Return all lines below containing the word "Relative".

------------------------

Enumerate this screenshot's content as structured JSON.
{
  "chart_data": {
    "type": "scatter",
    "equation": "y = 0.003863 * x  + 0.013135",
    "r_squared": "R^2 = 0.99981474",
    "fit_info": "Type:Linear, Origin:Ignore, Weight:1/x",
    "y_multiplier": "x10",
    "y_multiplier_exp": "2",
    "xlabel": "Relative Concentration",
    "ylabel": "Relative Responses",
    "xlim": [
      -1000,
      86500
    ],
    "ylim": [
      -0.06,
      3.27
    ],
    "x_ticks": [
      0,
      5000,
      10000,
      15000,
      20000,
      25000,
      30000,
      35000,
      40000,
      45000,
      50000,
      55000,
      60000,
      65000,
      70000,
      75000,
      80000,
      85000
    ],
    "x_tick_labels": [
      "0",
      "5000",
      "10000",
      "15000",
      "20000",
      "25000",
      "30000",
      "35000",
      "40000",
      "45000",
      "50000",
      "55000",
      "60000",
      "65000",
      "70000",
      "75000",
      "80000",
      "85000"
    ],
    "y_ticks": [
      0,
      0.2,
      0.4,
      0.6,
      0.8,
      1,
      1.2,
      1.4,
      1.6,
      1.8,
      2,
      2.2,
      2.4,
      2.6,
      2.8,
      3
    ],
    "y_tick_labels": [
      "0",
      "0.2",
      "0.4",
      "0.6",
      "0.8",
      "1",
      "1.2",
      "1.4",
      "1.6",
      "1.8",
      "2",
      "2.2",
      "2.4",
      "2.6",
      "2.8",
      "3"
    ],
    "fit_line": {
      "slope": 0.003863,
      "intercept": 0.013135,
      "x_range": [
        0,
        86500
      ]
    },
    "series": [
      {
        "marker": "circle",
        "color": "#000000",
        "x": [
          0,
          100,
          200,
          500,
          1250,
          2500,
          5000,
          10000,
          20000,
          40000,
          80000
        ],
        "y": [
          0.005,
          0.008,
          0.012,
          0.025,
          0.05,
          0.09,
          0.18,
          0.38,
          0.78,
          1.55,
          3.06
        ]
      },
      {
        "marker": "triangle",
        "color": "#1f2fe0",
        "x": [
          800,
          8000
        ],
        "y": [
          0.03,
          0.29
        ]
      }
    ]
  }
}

------------------------

• **Full output**:
    "xlabel": "Relative Concentration",
    "ylabel": "Relative Responses",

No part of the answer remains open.